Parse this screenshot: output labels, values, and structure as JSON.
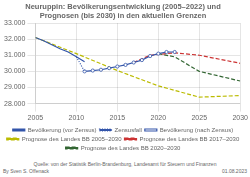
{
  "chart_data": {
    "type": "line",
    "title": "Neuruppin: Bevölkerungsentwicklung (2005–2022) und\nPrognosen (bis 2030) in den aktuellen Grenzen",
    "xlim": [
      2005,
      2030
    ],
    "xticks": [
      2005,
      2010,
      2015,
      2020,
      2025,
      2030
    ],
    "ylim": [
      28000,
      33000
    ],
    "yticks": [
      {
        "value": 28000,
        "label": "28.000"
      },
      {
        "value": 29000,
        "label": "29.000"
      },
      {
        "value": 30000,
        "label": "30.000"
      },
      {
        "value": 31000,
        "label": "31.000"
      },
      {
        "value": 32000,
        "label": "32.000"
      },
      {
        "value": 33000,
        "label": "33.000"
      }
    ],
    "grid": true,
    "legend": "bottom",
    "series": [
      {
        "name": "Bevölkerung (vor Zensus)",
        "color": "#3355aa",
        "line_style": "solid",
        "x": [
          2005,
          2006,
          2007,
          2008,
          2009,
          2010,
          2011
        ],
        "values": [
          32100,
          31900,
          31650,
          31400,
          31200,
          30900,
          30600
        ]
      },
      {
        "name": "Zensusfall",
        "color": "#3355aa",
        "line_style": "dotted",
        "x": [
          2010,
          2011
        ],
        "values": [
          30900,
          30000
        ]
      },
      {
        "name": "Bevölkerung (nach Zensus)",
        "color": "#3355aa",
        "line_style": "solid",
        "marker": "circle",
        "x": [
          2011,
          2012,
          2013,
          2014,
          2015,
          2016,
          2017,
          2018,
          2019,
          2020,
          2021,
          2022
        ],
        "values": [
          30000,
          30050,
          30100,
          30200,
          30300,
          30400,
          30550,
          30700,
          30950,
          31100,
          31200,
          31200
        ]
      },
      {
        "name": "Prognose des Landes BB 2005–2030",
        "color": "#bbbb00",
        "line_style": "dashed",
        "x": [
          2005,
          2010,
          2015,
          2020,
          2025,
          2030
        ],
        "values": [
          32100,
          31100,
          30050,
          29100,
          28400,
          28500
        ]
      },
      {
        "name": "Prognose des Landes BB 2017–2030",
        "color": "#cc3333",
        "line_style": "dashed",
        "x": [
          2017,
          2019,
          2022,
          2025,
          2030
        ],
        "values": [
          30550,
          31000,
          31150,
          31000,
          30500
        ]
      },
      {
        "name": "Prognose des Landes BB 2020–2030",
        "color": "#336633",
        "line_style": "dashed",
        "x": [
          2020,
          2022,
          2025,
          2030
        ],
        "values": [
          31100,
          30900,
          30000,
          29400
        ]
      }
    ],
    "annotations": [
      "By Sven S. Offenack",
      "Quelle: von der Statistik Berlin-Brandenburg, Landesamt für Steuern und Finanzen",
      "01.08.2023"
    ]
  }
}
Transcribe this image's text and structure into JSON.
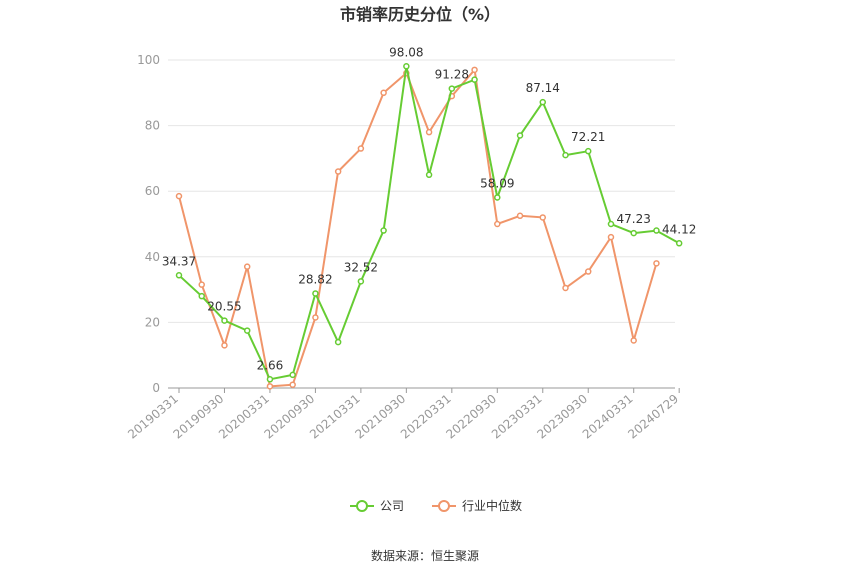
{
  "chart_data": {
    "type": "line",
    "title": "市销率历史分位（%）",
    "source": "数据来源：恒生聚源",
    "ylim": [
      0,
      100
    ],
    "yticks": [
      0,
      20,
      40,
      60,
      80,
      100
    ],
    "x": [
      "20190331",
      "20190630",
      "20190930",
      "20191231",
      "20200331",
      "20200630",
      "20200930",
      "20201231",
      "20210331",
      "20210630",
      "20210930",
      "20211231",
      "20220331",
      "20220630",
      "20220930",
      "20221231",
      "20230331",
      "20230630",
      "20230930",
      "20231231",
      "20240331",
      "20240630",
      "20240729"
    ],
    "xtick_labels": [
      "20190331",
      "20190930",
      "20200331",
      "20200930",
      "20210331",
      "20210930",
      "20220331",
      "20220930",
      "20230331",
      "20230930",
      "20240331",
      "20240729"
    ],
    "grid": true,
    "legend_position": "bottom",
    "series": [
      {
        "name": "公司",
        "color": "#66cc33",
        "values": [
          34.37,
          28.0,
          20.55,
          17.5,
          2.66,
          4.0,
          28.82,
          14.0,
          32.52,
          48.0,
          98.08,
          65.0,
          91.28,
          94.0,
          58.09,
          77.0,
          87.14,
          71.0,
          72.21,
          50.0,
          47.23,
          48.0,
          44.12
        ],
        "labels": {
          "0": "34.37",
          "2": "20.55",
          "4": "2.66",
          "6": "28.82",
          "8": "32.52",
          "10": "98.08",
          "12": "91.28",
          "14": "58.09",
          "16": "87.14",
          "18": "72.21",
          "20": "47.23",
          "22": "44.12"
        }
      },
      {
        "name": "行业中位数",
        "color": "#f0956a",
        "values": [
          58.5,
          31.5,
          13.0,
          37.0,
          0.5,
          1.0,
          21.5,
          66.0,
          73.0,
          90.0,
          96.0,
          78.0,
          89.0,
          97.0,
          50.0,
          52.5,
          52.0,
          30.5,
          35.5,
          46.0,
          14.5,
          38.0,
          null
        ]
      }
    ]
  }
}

····················

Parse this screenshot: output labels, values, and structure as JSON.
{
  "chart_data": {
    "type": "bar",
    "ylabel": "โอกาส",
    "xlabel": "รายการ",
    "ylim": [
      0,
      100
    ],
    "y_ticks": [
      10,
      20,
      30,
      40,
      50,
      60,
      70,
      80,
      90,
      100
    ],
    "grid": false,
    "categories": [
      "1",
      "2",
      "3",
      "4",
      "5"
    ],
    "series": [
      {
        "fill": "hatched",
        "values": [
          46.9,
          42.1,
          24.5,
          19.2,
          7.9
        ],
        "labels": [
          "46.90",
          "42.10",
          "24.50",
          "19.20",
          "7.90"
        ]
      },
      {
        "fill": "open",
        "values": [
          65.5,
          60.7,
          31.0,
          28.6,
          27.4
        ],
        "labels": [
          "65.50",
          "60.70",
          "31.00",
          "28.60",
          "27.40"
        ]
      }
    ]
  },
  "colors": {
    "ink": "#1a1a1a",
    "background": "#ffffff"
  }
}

····················

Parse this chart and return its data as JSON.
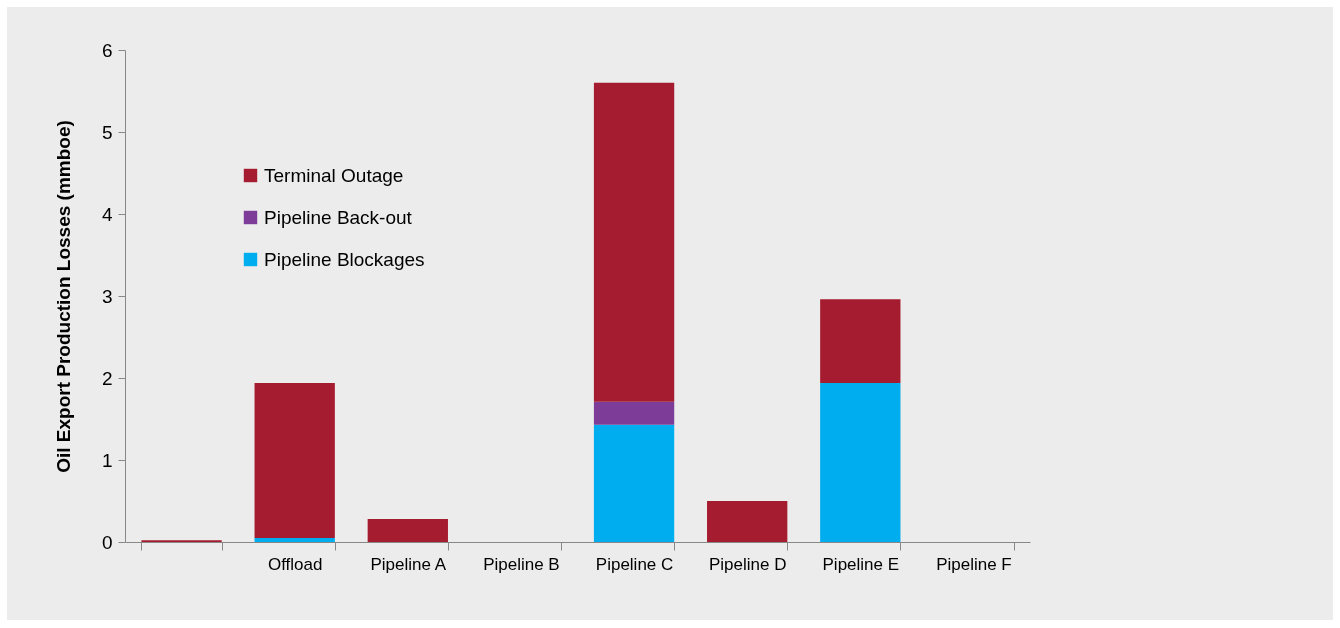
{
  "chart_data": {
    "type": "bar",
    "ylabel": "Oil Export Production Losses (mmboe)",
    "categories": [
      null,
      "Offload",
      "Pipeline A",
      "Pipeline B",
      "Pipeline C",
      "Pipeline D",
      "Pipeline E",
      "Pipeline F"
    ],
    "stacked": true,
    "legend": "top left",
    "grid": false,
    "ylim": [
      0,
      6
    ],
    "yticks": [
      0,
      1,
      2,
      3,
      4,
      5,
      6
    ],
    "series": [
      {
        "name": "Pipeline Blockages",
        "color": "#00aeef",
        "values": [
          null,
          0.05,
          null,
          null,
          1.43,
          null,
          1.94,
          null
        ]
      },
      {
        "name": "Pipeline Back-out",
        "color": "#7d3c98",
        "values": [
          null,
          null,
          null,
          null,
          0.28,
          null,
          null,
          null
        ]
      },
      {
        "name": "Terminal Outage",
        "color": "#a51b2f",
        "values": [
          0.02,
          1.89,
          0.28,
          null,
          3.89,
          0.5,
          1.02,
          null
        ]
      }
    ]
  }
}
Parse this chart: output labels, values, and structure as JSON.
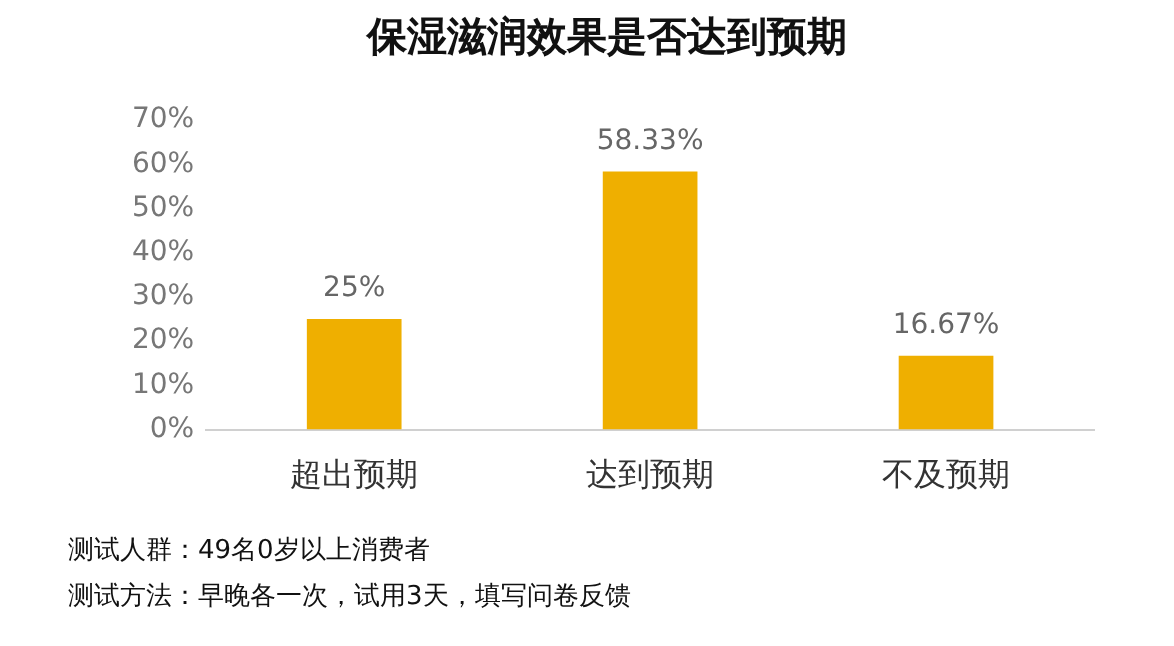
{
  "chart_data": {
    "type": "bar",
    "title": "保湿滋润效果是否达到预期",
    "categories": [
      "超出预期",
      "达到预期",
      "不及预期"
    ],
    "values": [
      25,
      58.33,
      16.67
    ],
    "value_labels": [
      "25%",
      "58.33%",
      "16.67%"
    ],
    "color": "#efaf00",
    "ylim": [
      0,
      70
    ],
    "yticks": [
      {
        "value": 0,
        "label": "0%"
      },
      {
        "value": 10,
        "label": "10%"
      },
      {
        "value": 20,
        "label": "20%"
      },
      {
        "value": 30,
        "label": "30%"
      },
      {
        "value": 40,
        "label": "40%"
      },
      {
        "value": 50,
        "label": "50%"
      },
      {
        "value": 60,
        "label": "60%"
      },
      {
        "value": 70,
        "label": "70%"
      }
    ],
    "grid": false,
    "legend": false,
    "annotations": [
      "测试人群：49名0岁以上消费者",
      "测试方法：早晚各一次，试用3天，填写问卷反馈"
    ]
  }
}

····················

» Task requirements
Of the lines above, how many hold the word "Pipeline"? Say the number alone.

» Solution to this task
8